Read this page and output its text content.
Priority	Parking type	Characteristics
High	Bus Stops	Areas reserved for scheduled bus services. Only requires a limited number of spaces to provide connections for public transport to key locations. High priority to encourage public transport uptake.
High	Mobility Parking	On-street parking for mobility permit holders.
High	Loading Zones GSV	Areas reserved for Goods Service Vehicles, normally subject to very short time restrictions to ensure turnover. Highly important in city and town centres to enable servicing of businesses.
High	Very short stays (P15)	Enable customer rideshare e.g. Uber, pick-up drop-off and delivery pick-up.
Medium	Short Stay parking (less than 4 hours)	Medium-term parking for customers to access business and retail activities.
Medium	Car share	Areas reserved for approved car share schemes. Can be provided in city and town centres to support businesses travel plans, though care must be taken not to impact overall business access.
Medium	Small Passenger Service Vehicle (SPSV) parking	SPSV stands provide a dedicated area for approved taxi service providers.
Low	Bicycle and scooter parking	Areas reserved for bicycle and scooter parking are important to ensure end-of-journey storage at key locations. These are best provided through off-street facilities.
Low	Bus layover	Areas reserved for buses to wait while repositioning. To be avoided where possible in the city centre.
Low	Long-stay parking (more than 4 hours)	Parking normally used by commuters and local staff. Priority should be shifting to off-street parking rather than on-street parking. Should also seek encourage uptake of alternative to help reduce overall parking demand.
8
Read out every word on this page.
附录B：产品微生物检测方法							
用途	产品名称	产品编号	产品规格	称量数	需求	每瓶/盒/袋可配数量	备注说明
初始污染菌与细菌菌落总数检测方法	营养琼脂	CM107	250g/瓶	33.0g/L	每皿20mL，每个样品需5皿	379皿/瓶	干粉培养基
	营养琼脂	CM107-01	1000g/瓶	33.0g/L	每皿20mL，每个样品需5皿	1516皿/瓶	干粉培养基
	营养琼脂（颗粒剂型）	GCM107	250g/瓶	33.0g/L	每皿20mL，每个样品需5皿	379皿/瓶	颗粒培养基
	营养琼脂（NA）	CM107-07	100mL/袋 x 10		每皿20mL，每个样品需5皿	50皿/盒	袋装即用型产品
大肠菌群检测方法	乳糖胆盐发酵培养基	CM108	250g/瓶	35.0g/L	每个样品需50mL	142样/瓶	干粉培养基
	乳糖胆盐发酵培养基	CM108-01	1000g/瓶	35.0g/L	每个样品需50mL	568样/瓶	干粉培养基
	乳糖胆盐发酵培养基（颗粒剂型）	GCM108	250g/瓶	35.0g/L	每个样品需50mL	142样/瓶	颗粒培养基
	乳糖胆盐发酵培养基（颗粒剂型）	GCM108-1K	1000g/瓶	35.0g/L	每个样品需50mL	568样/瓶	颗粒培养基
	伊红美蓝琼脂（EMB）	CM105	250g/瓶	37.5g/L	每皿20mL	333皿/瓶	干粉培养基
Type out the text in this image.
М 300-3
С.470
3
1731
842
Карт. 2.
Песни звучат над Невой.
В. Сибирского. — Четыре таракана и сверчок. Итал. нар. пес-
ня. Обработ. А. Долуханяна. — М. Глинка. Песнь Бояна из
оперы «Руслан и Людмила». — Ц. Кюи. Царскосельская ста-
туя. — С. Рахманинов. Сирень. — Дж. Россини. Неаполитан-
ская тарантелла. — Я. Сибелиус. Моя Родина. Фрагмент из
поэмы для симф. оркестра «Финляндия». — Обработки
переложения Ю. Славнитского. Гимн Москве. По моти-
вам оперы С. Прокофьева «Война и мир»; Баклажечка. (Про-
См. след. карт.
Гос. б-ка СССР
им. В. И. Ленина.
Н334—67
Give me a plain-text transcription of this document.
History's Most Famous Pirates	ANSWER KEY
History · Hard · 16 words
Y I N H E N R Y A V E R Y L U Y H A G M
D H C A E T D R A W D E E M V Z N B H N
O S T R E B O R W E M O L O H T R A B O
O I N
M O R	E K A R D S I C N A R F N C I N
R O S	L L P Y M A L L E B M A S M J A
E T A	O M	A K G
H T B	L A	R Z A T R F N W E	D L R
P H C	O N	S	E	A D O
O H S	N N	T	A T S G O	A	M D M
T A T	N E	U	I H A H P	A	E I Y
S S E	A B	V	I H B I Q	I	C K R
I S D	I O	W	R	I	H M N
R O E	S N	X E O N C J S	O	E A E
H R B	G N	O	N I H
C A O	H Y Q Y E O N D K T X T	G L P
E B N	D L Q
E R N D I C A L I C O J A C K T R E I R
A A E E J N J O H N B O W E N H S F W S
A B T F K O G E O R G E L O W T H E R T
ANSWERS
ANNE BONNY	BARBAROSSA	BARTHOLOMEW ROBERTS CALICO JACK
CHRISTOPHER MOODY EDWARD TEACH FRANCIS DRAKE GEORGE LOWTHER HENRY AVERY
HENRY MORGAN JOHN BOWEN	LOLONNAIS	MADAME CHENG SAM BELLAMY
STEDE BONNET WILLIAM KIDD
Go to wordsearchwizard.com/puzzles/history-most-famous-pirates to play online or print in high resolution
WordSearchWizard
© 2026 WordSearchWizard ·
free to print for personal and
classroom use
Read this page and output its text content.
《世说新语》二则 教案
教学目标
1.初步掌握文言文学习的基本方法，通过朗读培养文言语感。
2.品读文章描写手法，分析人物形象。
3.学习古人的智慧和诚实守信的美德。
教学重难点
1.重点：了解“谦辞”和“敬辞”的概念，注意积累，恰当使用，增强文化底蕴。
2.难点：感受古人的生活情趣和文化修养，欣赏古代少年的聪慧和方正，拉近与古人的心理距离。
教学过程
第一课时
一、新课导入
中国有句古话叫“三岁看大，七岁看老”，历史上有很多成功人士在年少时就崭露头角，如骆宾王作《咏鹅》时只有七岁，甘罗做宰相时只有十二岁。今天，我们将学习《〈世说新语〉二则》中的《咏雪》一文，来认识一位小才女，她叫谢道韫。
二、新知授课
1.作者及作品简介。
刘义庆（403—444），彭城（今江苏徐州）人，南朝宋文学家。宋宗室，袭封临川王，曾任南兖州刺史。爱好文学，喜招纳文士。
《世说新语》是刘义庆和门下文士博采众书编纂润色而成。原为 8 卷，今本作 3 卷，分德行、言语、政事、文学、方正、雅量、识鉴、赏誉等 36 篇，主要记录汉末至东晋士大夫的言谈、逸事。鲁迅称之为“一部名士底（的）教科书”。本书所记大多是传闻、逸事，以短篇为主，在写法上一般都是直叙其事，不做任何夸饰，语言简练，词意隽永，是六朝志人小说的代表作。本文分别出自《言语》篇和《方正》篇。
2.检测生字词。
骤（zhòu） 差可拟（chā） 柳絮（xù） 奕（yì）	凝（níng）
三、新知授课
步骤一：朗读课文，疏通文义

SHORT TASK:
Copy each line that holds the word "access".

SOLUTION TO THIS PROBLEM:
Medium	Short Stay parking (less than 4 hours)	Medium-term parking for customers to access business and retail activities.
Medium	Car share	Areas reserved for approved car share schemes. Can be provided in city and town centres to support businesses travel plans, though care must be taken not to impact overall business access.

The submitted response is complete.